(Instructions to follow) Give the listing again in full, exactly as written.

(Items from a data source)
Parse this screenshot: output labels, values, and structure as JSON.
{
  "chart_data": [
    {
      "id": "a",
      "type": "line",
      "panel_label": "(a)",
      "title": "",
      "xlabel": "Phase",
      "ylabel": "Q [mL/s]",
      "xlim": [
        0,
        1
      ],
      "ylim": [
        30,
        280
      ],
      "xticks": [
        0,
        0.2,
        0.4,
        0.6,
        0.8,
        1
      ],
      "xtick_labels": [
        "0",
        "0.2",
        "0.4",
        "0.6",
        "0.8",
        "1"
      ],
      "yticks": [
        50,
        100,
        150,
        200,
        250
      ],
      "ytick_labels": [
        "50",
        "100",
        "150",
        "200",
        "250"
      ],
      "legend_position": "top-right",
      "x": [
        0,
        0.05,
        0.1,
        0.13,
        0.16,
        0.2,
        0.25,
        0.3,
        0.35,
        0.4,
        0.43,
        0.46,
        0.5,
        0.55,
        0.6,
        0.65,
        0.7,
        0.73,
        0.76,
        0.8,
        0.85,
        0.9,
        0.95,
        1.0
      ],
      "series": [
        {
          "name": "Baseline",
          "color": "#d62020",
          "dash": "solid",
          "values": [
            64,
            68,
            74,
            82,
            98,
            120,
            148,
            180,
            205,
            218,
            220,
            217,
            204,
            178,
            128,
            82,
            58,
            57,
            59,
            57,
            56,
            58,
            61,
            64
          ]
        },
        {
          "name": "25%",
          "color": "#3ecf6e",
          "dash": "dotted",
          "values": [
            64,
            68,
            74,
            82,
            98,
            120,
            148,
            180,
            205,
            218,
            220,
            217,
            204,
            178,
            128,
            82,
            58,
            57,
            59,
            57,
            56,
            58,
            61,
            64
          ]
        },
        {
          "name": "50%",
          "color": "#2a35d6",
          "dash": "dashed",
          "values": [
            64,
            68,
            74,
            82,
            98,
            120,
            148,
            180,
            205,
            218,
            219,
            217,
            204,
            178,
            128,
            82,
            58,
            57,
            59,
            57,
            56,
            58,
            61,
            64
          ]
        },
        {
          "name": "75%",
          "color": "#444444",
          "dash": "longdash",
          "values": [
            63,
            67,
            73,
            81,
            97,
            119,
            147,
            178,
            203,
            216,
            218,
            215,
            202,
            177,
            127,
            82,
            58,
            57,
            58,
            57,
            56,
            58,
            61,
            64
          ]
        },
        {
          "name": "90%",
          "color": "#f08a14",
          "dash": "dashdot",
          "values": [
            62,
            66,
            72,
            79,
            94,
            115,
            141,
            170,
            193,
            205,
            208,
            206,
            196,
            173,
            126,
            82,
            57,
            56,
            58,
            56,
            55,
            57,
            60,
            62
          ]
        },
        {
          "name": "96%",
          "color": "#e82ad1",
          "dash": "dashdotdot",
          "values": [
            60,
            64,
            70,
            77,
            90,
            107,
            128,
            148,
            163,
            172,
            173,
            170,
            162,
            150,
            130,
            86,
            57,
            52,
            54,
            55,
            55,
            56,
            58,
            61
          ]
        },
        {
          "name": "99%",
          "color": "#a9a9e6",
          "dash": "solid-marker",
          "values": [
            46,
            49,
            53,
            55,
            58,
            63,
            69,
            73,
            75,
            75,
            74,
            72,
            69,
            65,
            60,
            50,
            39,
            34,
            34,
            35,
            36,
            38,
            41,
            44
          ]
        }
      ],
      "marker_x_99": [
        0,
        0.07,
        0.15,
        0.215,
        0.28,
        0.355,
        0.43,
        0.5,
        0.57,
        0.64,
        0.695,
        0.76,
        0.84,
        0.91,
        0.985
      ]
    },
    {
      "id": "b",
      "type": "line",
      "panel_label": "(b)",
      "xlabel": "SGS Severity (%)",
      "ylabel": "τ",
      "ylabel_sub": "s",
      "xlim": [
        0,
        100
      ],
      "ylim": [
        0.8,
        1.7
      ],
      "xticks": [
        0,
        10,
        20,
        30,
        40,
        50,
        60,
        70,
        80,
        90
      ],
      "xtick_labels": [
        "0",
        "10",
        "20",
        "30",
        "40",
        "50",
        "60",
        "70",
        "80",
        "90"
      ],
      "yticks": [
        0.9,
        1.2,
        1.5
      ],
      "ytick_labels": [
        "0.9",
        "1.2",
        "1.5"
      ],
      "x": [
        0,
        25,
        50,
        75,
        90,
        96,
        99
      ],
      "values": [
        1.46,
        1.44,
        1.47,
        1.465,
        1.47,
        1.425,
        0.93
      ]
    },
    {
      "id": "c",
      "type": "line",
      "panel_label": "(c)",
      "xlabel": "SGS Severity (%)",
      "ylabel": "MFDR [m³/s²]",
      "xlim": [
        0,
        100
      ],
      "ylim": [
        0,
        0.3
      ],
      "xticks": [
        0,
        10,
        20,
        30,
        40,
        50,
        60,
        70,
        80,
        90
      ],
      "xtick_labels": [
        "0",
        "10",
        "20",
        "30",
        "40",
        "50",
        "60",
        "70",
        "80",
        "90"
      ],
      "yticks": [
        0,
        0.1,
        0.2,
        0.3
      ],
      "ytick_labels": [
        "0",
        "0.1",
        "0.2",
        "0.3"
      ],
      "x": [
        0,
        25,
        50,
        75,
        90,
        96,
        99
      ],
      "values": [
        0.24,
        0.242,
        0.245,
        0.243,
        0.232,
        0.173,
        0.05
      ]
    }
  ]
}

(Result below)
Parse this screenshot: output labels, values, and structure as JSON.
{
  "chart_data": [
    {
      "id": "a",
      "type": "line",
      "panel_label": "(a)",
      "title": "",
      "xlabel": "Phase",
      "ylabel": "Q [mL/s]",
      "xlim": [
        0,
        1
      ],
      "ylim": [
        30,
        280
      ],
      "xticks": [
        0,
        0.2,
        0.4,
        0.6,
        0.8,
        1
      ],
      "xtick_labels": [
        "0",
        "0.2",
        "0.4",
        "0.6",
        "0.8",
        "1"
      ],
      "yticks": [
        50,
        100,
        150,
        200,
        250
      ],
      "ytick_labels": [
        "50",
        "100",
        "150",
        "200",
        "250"
      ],
      "legend_position": "top-right",
      "x": [
        0,
        0.05,
        0.1,
        0.13,
        0.16,
        0.2,
        0.25,
        0.3,
        0.35,
        0.4,
        0.43,
        0.46,
        0.5,
        0.55,
        0.6,
        0.65,
        0.7,
        0.73,
        0.76,
        0.8,
        0.85,
        0.9,
        0.95,
        1.0
      ],
      "series": [
        {
          "name": "Baseline",
          "color": "#d62020",
          "dash": "solid",
          "values": [
            64,
            68,
            74,
            82,
            98,
            120,
            148,
            180,
            205,
            218,
            220,
            217,
            204,
            178,
            128,
            82,
            58,
            57,
            59,
            57,
            56,
            58,
            61,
            64
          ]
        },
        {
          "name": "25%",
          "color": "#3ecf6e",
          "dash": "dotted",
          "values": [
            64,
            68,
            74,
            82,
            98,
            120,
            148,
            180,
            205,
            218,
            220,
            217,
            204,
            178,
            128,
            82,
            58,
            57,
            59,
            57,
            56,
            58,
            61,
            64
          ]
        },
        {
          "name": "50%",
          "color": "#2a35d6",
          "dash": "dashed",
          "values": [
            64,
            68,
            74,
            82,
            98,
            120,
            148,
            180,
            205,
            218,
            219,
            217,
            204,
            178,
            128,
            82,
            58,
            57,
            59,
            57,
            56,
            58,
            61,
            64
          ]
        },
        {
          "name": "75%",
          "color": "#444444",
          "dash": "longdash",
          "values": [
            63,
            67,
            73,
            81,
            97,
            119,
            147,
            178,
            203,
            216,
            218,
            215,
            202,
            177,
            127,
            82,
            58,
            57,
            58,
            57,
            56,
            58,
            61,
            64
          ]
        },
        {
          "name": "90%",
          "color": "#f08a14",
          "dash": "dashdot",
          "values": [
            62,
            66,
            72,
            79,
            94,
            115,
            141,
            170,
            193,
            205,
            208,
            206,
            196,
            173,
            126,
            82,
            57,
            56,
            58,
            56,
            55,
            57,
            60,
            62
          ]
        },
        {
          "name": "96%",
          "color": "#e82ad1",
          "dash": "dashdotdot",
          "values": [
            60,
            64,
            70,
            77,
            90,
            107,
            128,
            148,
            163,
            172,
            173,
            170,
            162,
            150,
            130,
            86,
            57,
            52,
            54,
            55,
            55,
            56,
            58,
            61
          ]
        },
        {
          "name": "99%",
          "color": "#a9a9e6",
          "dash": "solid-marker",
          "values": [
            46,
            49,
            53,
            55,
            58,
            63,
            69,
            73,
            75,
            75,
            74,
            72,
            69,
            65,
            60,
            50,
            39,
            34,
            34,
            35,
            36,
            38,
            41,
            44
          ]
        }
      ],
      "marker_x_99": [
        0,
        0.07,
        0.15,
        0.215,
        0.28,
        0.355,
        0.43,
        0.5,
        0.57,
        0.64,
        0.695,
        0.76,
        0.84,
        0.91,
        0.985
      ]
    },
    {
      "id": "b",
      "type": "line",
      "panel_label": "(b)",
      "xlabel": "SGS Severity (%)",
      "ylabel": "τ",
      "ylabel_sub": "s",
      "xlim": [
        0,
        100
      ],
      "ylim": [
        0.8,
        1.7
      ],
      "xticks": [
        0,
        10,
        20,
        30,
        40,
        50,
        60,
        70,
        80,
        90
      ],
      "xtick_labels": [
        "0",
        "10",
        "20",
        "30",
        "40",
        "50",
        "60",
        "70",
        "80",
        "90"
      ],
      "yticks": [
        0.9,
        1.2,
        1.5
      ],
      "ytick_labels": [
        "0.9",
        "1.2",
        "1.5"
      ],
      "x": [
        0,
        25,
        50,
        75,
        90,
        96,
        99
      ],
      "values": [
        1.46,
        1.44,
        1.47,
        1.465,
        1.47,
        1.425,
        0.93
      ]
    },
    {
      "id": "c",
      "type": "line",
      "panel_label": "(c)",
      "xlabel": "SGS Severity (%)",
      "ylabel": "MFDR [m³/s²]",
      "xlim": [
        0,
        100
      ],
      "ylim": [
        0,
        0.3
      ],
      "xticks": [
        0,
        10,
        20,
        30,
        40,
        50,
        60,
        70,
        80,
        90
      ],
      "xtick_labels": [
        "0",
        "10",
        "20",
        "30",
        "40",
        "50",
        "60",
        "70",
        "80",
        "90"
      ],
      "yticks": [
        0,
        0.1,
        0.2,
        0.3
      ],
      "ytick_labels": [
        "0",
        "0.1",
        "0.2",
        "0.3"
      ],
      "x": [
        0,
        25,
        50,
        75,
        90,
        96,
        99
      ],
      "values": [
        0.24,
        0.242,
        0.245,
        0.243,
        0.232,
        0.173,
        0.05
      ]
    }
  ]
}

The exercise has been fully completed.